*Short exercise:* Below are the entries; output exactly the lines from the one containing "Decode this image" through the final line, inclusive.

*Data for this exercise:*
------

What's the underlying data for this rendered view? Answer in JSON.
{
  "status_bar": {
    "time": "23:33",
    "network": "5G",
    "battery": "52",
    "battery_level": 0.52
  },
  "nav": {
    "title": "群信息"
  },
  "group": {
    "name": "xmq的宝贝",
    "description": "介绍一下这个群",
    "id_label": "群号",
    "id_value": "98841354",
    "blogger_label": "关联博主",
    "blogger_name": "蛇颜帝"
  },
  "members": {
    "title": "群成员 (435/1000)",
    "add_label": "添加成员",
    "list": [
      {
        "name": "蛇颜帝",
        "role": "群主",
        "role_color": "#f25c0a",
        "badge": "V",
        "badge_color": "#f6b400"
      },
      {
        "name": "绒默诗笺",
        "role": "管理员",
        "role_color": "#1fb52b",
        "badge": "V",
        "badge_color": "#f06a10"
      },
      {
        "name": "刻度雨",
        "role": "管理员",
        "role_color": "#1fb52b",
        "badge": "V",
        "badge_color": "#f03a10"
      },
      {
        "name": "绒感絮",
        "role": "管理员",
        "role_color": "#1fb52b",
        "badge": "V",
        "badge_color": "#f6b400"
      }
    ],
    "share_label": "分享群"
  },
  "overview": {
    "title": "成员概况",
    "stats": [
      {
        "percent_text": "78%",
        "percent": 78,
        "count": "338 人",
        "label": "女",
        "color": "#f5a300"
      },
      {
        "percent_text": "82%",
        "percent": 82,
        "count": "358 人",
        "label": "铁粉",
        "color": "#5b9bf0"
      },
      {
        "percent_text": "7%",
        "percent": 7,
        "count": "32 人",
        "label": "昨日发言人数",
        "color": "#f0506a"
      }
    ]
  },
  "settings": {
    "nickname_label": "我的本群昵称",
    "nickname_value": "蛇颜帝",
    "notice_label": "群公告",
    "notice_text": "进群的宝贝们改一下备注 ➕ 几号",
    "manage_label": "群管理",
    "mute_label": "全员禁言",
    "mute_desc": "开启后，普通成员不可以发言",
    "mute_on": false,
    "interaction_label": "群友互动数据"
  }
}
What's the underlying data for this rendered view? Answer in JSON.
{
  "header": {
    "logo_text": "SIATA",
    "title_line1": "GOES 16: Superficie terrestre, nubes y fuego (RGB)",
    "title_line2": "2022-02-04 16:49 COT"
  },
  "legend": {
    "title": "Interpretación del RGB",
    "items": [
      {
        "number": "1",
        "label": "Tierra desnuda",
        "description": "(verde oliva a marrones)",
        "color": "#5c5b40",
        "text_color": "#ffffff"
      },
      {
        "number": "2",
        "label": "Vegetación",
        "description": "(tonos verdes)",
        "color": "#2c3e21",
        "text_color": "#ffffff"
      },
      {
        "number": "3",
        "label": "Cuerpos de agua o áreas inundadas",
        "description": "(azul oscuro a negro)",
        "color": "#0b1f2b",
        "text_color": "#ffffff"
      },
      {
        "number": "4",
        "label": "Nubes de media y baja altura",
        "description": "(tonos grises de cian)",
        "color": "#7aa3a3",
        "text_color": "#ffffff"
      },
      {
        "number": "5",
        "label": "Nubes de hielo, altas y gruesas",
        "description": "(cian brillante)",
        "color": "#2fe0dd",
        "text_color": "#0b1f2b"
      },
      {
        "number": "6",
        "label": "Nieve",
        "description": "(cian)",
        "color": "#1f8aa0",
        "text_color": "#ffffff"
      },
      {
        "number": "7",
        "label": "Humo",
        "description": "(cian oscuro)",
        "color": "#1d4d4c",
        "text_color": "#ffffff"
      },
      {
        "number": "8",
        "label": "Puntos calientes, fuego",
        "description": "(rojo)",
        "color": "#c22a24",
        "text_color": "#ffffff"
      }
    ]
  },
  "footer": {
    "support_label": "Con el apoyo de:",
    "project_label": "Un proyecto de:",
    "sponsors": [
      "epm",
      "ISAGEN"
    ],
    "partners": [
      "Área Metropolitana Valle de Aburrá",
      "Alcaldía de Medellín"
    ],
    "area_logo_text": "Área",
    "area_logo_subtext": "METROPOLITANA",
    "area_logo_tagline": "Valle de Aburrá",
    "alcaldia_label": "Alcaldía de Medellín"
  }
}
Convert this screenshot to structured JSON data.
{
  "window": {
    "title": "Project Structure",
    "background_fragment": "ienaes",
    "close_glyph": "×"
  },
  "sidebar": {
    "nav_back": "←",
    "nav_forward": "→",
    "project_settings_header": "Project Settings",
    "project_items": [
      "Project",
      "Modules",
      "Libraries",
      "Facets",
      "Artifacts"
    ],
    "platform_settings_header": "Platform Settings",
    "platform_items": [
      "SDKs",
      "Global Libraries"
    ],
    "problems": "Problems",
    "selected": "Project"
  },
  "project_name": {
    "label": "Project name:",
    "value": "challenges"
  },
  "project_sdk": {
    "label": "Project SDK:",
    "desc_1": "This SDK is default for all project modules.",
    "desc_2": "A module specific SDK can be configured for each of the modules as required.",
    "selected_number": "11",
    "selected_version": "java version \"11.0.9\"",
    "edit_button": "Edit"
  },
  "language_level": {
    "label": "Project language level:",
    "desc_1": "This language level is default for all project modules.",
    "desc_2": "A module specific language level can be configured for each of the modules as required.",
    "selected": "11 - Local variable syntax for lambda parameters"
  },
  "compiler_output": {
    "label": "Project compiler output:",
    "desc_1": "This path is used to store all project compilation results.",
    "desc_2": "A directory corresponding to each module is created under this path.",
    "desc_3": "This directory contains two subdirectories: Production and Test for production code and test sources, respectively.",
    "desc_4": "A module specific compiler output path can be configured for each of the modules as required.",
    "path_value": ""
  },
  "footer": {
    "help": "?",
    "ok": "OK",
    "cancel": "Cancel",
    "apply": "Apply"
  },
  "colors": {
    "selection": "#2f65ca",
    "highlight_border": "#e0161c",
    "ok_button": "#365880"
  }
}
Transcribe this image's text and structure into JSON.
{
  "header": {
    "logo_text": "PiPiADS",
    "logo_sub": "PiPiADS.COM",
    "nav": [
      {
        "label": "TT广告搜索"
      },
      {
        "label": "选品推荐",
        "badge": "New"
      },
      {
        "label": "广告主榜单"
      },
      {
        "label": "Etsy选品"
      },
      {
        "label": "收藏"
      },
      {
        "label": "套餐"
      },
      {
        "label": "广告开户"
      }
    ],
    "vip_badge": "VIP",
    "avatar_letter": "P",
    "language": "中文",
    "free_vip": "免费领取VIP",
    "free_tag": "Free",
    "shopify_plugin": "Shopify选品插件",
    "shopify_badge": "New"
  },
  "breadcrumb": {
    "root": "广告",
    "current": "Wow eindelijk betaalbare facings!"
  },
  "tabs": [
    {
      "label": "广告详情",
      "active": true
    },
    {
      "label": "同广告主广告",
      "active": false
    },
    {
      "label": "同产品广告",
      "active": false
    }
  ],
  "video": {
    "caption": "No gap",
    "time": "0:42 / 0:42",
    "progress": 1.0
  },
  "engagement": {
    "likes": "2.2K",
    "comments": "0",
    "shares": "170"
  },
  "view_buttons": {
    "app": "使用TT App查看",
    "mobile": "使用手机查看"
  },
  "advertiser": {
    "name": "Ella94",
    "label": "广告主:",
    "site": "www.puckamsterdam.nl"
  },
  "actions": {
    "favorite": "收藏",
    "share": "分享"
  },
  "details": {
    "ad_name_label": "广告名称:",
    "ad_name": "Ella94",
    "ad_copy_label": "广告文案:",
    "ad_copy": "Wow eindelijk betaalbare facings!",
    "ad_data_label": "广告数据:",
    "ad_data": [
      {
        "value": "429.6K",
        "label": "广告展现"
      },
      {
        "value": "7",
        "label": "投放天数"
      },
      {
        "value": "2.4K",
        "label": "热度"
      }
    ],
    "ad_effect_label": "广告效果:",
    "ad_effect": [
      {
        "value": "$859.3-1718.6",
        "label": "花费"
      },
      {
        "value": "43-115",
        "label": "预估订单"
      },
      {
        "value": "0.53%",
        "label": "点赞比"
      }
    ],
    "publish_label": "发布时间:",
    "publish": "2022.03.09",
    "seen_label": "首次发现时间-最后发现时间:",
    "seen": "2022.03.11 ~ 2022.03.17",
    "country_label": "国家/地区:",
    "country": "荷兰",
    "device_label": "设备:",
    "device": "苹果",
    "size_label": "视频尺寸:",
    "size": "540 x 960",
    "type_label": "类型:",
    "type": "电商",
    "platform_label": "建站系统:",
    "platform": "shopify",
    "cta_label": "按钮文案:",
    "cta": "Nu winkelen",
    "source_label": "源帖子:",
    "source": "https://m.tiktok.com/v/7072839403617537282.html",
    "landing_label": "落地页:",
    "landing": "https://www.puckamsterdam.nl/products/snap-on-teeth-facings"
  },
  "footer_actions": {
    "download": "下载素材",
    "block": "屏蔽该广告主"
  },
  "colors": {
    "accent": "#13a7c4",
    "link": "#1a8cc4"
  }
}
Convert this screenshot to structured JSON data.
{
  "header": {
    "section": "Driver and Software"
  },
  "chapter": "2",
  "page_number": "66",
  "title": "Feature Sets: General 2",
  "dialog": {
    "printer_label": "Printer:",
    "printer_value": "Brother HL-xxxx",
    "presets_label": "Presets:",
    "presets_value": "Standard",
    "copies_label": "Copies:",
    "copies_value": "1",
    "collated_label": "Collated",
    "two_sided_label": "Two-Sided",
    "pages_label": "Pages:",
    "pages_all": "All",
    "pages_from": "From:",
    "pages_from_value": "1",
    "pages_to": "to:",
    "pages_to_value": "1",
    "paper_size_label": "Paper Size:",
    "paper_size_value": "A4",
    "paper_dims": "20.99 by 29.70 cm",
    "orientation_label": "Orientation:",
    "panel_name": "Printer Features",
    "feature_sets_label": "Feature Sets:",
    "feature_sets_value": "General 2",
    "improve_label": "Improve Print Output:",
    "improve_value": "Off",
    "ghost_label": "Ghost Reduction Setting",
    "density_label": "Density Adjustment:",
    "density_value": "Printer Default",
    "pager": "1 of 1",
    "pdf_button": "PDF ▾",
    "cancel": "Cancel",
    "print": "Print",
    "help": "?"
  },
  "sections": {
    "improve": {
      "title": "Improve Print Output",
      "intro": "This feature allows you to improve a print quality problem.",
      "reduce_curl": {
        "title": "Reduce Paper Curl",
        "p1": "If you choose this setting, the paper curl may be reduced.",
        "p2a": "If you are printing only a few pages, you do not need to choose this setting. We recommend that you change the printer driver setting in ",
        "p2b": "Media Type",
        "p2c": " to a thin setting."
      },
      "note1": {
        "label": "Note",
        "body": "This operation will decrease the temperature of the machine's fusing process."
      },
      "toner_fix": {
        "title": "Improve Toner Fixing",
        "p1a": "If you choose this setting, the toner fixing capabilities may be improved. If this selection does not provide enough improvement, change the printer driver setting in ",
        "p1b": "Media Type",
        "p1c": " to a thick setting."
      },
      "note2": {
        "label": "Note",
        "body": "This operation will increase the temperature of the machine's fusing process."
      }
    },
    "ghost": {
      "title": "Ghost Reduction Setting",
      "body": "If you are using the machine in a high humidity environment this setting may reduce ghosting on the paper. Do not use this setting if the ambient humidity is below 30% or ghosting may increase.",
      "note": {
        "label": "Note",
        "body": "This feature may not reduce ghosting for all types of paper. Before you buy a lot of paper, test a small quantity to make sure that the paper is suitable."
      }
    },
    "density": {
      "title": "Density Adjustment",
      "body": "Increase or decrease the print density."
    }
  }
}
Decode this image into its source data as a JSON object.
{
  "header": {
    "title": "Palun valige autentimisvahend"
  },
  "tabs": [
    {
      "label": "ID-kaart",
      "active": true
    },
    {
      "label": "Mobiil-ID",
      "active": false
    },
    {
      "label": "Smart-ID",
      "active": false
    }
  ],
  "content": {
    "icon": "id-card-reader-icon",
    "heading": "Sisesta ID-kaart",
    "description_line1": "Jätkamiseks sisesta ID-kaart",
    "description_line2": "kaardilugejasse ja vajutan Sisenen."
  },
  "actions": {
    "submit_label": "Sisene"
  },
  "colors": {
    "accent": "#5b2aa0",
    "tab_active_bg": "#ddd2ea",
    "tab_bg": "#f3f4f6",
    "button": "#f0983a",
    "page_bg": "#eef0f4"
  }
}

------

*Exercise answer:*
Decode this image into its source data as a JSON object.
{
  "header": {
    "title": "Palun valige autentimisvahend"
  },
  "tabs": [
    {
      "label": "ID-kaart",
      "active": true
    },
    {
      "label": "Mobiil-ID",
      "active": false
    },
    {
      "label": "Smart-ID",
      "active": false
    }
  ],
  "content": {
    "icon": "id-card-reader-icon",
    "heading": "Sisesta ID-kaart",
    "description_line1": "Jätkamiseks sisesta ID-kaart",
    "description_line2": "kaardilugejasse ja vajutan Sisenen."
  },
  "actions": {
    "submit_label": "Sisene"
  },
  "colors": {
    "accent": "#5b2aa0",
    "tab_active_bg": "#ddd2ea",
    "tab_bg": "#f3f4f6",
    "button": "#f0983a",
    "page_bg": "#eef0f4"
  }
}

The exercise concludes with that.